- _Directions_: Report only the number of lines in this material that include "DAERAH".

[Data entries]
■ ■ ■ ■ ■
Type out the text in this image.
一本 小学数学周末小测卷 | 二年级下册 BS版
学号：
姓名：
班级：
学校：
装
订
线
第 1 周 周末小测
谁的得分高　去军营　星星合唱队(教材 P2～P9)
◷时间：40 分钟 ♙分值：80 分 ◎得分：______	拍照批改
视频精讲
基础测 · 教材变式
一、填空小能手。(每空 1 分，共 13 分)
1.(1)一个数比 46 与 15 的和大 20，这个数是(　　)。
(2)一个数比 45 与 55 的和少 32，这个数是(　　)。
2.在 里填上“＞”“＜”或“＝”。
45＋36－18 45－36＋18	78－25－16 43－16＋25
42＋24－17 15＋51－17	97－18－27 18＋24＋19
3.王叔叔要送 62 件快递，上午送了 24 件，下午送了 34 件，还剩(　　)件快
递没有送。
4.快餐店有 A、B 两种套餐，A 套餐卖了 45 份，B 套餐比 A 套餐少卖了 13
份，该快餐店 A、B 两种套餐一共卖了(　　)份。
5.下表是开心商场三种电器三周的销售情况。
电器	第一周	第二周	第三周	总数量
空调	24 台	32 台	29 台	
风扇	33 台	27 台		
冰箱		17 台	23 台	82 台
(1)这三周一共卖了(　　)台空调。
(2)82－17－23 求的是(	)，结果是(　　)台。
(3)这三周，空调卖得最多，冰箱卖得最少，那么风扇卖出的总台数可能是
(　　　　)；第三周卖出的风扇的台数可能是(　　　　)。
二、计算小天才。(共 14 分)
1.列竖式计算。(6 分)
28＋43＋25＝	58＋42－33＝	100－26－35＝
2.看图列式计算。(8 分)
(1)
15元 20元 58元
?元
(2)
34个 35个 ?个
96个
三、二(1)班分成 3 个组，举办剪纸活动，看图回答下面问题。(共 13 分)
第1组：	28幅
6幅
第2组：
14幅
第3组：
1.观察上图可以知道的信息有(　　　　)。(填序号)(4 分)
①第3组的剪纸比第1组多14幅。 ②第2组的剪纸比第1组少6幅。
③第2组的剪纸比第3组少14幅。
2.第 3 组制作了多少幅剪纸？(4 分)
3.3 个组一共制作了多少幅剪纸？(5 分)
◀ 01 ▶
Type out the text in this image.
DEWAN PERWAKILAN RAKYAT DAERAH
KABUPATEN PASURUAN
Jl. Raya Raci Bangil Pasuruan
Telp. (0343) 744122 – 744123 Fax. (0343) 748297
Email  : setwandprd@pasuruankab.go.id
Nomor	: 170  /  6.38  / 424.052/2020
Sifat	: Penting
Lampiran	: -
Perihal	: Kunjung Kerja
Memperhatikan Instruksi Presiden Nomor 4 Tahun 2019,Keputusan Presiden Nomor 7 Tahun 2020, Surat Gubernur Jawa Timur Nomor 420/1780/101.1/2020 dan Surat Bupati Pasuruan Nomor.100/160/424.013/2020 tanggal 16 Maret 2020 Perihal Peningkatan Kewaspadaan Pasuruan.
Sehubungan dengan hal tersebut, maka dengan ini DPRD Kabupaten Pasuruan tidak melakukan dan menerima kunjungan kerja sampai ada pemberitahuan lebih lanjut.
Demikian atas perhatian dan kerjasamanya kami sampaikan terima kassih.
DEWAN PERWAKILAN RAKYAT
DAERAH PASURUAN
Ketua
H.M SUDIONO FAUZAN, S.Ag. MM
■ ■ ■ ■ ■
- _Solution below_: 2